» **PROBLEM STATEMENT**: Wherever the string "alcuni" appears in the listing, copy that line.

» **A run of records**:
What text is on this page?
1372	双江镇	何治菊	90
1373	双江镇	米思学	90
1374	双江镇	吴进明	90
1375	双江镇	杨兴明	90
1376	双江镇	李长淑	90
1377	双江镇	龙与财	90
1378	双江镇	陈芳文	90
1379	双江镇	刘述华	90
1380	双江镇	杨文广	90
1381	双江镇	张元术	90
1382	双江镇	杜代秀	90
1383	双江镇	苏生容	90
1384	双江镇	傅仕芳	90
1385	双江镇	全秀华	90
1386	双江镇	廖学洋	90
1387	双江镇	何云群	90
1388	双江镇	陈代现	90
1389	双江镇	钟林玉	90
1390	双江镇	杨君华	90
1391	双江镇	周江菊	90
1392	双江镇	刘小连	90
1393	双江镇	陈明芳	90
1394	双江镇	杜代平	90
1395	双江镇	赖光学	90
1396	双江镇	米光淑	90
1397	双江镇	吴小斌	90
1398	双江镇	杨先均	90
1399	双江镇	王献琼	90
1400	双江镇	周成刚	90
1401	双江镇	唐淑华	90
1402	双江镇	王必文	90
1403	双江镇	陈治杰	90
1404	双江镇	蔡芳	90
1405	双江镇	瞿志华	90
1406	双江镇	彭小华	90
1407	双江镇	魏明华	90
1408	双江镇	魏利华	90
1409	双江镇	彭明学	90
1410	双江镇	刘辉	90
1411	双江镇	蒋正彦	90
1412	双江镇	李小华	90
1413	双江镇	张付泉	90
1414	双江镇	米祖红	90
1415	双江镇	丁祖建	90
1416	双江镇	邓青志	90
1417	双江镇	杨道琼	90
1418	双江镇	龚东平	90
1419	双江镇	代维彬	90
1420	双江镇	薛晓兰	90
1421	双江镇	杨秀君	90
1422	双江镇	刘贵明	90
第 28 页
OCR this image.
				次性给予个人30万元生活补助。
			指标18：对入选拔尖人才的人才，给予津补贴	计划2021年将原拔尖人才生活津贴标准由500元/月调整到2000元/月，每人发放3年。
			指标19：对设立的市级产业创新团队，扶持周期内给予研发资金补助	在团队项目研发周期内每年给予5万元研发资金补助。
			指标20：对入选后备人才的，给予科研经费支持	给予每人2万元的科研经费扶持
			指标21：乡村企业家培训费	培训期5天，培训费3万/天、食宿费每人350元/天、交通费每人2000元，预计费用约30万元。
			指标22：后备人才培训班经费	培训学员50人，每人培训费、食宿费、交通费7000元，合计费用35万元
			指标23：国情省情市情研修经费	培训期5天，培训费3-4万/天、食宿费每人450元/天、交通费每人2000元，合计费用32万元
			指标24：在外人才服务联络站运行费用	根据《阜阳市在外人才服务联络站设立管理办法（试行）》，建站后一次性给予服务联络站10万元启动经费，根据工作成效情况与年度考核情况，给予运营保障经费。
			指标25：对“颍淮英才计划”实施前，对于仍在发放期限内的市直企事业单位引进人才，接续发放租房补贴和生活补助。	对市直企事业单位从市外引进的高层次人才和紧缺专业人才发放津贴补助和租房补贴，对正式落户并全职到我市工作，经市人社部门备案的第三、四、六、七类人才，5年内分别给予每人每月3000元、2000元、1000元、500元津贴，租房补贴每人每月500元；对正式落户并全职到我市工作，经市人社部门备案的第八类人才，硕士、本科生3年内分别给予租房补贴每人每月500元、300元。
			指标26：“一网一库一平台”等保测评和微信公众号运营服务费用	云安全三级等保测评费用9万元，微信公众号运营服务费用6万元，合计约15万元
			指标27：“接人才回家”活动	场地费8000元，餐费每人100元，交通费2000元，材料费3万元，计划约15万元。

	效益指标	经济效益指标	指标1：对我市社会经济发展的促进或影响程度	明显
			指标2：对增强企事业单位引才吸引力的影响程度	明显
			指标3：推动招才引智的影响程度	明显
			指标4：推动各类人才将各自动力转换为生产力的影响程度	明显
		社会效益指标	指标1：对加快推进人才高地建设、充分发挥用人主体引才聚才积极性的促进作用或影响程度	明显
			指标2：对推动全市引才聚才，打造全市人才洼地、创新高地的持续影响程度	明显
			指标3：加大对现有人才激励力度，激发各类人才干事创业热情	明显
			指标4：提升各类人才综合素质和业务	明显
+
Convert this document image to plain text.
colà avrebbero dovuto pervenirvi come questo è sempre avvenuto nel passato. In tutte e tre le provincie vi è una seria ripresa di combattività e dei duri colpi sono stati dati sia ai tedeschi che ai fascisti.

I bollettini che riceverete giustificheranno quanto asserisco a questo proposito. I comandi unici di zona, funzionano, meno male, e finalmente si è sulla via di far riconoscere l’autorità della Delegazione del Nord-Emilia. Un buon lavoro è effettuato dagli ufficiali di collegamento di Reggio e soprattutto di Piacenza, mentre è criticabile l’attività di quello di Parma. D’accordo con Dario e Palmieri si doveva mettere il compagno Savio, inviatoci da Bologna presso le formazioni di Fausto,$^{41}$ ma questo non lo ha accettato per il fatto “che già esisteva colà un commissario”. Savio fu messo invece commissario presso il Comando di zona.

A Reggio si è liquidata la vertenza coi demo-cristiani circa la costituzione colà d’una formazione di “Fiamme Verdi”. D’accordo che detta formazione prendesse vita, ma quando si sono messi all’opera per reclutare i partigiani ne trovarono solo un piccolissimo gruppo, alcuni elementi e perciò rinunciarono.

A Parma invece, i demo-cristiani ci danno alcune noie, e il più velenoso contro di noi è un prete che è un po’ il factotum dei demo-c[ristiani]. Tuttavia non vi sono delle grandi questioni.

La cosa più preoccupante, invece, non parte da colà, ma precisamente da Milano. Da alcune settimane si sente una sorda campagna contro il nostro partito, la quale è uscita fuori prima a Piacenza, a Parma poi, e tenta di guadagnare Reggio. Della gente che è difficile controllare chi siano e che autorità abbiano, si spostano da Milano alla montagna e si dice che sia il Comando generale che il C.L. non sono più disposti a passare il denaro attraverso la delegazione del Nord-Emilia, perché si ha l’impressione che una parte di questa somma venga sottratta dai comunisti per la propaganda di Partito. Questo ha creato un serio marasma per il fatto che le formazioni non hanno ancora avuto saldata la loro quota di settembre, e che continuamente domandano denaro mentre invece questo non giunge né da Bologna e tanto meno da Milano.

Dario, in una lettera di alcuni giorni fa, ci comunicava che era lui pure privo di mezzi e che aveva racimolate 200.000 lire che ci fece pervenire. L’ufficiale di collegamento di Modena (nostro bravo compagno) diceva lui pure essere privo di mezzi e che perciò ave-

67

» **ANSWER FOR THE TASK**:
A Reggio si è liquidata la vertenza coi demo-cristiani circa la costituzione colà d’una formazione di “Fiamme Verdi”. D’accordo che detta formazione prendesse vita, ma quando si sono messi all’opera per reclutare i partigiani ne trovarono solo un piccolissimo gruppo, alcuni elementi e perciò rinunciarono.
Dario, in una lettera di alcuni giorni fa, ci comunicava che era lui pure privo di mezzi e che aveva racimolate 200.000 lire che ci fece pervenire. L’ufficiale di collegamento di Modena (nostro bravo compagno) diceva lui pure essere privo di mezzi e che perciò ave-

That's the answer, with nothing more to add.